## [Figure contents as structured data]
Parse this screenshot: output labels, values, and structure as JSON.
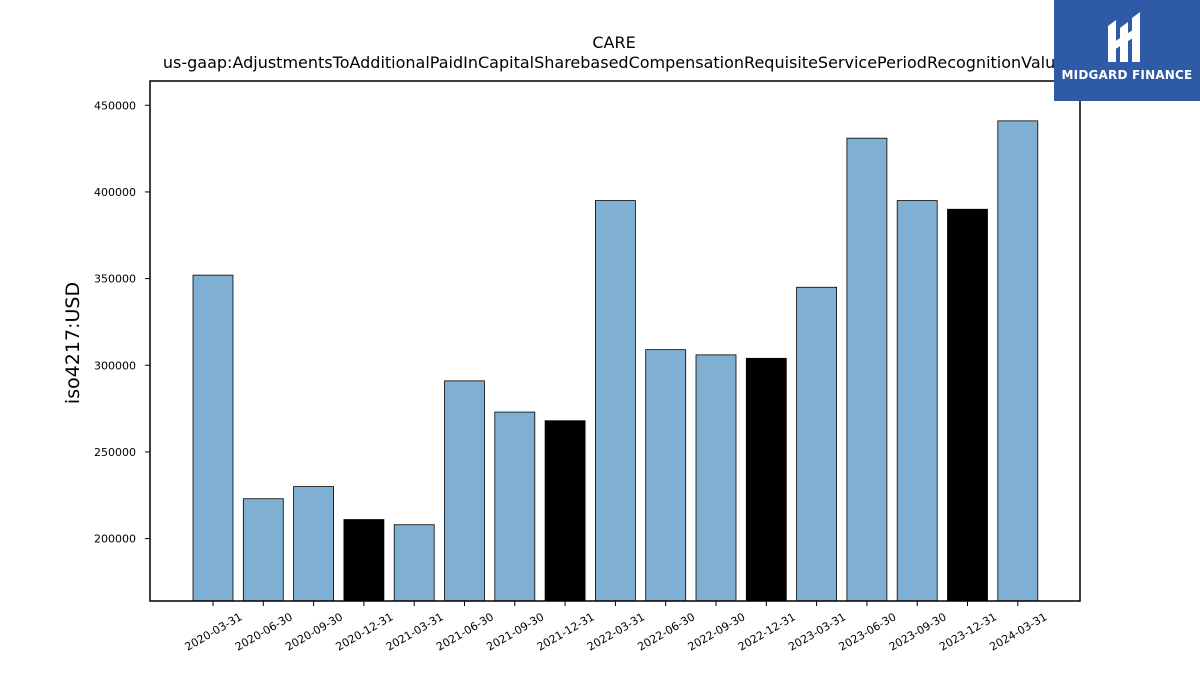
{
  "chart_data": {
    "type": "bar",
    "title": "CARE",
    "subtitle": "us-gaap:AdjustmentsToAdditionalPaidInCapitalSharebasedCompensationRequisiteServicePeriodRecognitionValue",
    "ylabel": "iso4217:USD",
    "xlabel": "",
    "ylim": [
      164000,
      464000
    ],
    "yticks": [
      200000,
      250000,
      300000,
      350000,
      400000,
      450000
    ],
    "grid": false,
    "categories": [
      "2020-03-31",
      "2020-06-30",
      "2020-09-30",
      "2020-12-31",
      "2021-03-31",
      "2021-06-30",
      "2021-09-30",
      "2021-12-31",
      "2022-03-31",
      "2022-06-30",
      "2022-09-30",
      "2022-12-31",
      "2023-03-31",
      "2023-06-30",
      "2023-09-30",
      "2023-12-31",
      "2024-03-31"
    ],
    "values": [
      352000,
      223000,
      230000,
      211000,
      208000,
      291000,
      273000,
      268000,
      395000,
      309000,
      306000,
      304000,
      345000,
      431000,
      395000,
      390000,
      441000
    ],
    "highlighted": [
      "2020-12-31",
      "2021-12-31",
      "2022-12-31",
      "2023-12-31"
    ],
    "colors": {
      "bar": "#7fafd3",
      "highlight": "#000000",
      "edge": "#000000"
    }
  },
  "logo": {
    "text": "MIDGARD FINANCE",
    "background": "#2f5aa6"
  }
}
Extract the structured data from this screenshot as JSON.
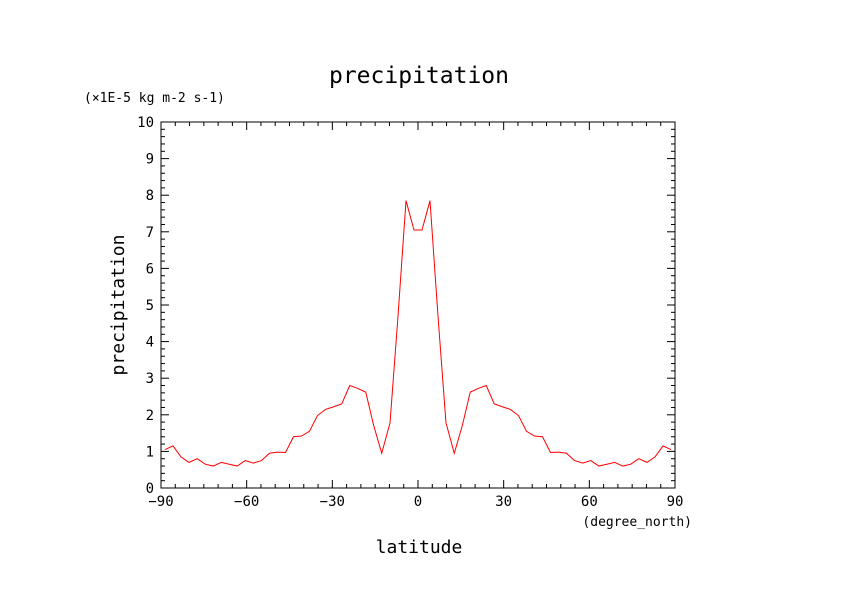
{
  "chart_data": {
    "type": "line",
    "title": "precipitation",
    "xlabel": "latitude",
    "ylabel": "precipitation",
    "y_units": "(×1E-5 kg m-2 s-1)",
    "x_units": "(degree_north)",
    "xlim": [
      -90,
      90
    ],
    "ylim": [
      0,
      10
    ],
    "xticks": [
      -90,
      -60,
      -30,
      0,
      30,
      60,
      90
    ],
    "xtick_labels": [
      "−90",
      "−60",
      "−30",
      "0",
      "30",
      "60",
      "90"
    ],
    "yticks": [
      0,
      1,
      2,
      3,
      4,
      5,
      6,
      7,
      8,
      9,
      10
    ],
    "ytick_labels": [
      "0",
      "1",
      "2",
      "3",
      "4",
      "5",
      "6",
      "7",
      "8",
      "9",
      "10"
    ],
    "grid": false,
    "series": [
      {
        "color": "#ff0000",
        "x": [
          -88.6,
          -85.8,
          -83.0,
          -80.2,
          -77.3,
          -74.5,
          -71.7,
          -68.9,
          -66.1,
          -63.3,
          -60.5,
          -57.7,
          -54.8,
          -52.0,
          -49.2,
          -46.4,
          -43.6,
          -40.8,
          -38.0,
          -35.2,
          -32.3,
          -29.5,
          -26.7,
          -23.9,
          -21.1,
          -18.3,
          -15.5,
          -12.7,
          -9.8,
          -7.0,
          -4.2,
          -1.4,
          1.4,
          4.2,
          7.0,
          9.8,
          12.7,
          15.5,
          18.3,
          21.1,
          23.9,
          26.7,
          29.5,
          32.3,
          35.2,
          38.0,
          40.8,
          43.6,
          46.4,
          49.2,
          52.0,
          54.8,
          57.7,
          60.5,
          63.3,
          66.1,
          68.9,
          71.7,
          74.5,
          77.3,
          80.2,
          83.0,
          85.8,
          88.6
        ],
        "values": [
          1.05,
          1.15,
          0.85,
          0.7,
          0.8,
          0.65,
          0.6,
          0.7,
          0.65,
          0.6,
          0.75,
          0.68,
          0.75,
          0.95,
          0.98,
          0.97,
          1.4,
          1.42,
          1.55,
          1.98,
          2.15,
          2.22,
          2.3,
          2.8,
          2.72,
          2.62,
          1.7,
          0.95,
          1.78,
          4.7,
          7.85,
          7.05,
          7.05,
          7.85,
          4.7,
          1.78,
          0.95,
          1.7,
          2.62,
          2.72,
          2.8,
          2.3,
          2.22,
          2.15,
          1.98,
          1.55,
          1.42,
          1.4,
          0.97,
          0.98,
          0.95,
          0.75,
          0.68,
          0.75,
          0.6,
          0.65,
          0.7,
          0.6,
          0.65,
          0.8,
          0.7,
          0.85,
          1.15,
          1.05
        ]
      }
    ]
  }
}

## [WHAT THE EXERCISE ASKS]
Copy out all lines that carry the word "screenshot".

## [RESULT OF THIS TASK]
Parse this screenshot: output labels, values, and structure as JSON.
Extract the structured data from this screenshot as JSON.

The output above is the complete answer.